Aim - Give every line of the data again, unchanged, but with no pictures.

Supplied material -
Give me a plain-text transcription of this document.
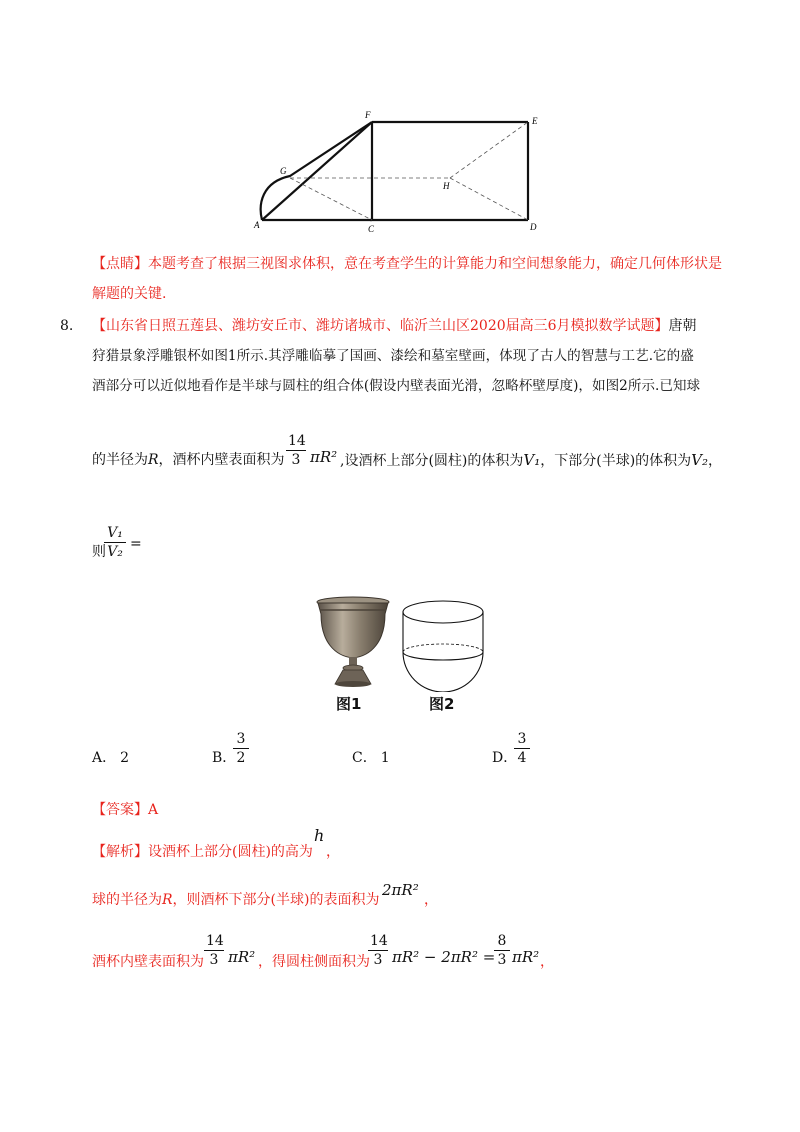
F
E
G
H
A	C	D
【点睛】本题考查了根据三视图求体积，意在考查学生的计算能力和空间想象能力，确定几何体形状是
解题的关键.
8. 【山东省日照五莲县、潍坊安丘市、潍坊诸城市、临沂兰山区2020届高三6月模拟数学试题】唐朝
狩猎景象浮雕银杯如图1所示.其浮雕临摹了国画、漆绘和墓室壁画，体现了古人的智慧与工艺.它的盛
酒部分可以近似地看作是半球与圆柱的组合体(假设内壁表面光滑，忽略杯壁厚度)，如图2所示.已知球
的半径为R，酒杯内壁表面积为 $\frac{14}{3} \pi R^2$ ,设酒杯上部分(圆柱)的体积为V₁，下部分(半球)的体积为V₂，
$\frac{\text{V₁}}{\text{V₂}}$
则 =
图1	图2
A． 2	B．
$\frac{3}{2}$	C． 1	D．
$\frac{3}{4}$
【答案】A
【解析】设酒杯上部分(圆柱)的高为
h
，
球的半径为R，则酒杯下部分(半球)的表面积为
2πR²
，
酒杯内壁表面积为 $\frac{14}{3} \pi R^2$ ，得圆柱侧面积为
$\frac{14}{3} \pi R^2 - 2\pi R^2$ =
$\frac{8}{3} \pi R^2$ ，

Complete answer -
Give me a plain-text transcription of this document.
F
E
G
H
A	C	D
【点睛】本题考查了根据三视图求体积，意在考查学生的计算能力和空间想象能力，确定几何体形状是
解题的关键.
8. 【山东省日照五莲县、潍坊安丘市、潍坊诸城市、临沂兰山区2020届高三6月模拟数学试题】唐朝
狩猎景象浮雕银杯如图1所示.其浮雕临摹了国画、漆绘和墓室壁画，体现了古人的智慧与工艺.它的盛
酒部分可以近似地看作是半球与圆柱的组合体(假设内壁表面光滑，忽略杯壁厚度)，如图2所示.已知球
的半径为R，酒杯内壁表面积为 $\frac{14}{3} \pi R^2$ ,设酒杯上部分(圆柱)的体积为V₁，下部分(半球)的体积为V₂，
$\frac{\text{V₁}}{\text{V₂}}$
则 =
图1	图2
A． 2	B．
$\frac{3}{2}$	C． 1	D．
$\frac{3}{4}$
【答案】A
【解析】设酒杯上部分(圆柱)的高为
h
，
球的半径为R，则酒杯下部分(半球)的表面积为
2πR²
，
酒杯内壁表面积为 $\frac{14}{3} \pi R^2$ ，得圆柱侧面积为
$\frac{14}{3} \pi R^2 - 2\pi R^2$ =
$\frac{8}{3} \pi R^2$ ，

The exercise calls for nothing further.